Using the listing below, select the lines with the word "Nelson" and copy them.

Input records>
☆ ☆ ☆ ☆ ☆

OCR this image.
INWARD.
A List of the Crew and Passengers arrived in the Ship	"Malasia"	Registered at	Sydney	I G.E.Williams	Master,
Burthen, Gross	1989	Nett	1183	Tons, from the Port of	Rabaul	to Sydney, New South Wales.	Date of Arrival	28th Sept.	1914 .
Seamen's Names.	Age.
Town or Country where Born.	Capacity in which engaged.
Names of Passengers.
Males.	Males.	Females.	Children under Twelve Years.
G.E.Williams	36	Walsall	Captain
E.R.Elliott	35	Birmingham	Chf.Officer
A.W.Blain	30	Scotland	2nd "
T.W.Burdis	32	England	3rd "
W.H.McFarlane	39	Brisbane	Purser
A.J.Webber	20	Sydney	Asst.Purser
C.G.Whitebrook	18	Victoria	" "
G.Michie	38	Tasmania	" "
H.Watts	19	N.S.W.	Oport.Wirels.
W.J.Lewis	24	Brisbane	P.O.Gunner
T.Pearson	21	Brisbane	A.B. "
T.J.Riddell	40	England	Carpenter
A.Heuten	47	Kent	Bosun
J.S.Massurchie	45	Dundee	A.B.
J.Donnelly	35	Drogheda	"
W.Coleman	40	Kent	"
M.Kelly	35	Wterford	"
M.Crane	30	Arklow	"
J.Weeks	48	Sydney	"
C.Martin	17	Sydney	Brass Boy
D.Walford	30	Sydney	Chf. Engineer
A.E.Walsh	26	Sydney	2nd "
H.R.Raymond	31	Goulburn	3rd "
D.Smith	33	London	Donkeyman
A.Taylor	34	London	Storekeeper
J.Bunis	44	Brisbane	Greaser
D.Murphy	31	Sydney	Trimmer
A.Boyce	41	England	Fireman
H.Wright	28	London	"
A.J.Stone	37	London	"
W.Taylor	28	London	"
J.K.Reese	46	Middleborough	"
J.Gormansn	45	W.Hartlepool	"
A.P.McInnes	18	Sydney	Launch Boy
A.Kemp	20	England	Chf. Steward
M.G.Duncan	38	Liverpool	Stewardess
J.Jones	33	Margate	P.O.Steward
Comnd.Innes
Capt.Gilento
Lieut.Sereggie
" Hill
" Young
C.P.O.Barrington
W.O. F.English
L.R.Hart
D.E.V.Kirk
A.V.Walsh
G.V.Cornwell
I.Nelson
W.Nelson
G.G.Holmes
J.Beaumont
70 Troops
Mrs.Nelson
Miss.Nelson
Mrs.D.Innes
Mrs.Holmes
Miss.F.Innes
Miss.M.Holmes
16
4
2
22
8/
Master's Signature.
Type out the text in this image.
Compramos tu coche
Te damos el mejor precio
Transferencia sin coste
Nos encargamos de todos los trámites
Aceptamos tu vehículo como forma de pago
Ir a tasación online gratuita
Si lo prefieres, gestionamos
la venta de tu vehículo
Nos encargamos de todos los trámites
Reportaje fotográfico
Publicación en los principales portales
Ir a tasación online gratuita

☆ ☆ ☆ ☆ ☆

Exercise answer>
I.Nelson
W.Nelson
Mrs.Nelson
Miss.Nelson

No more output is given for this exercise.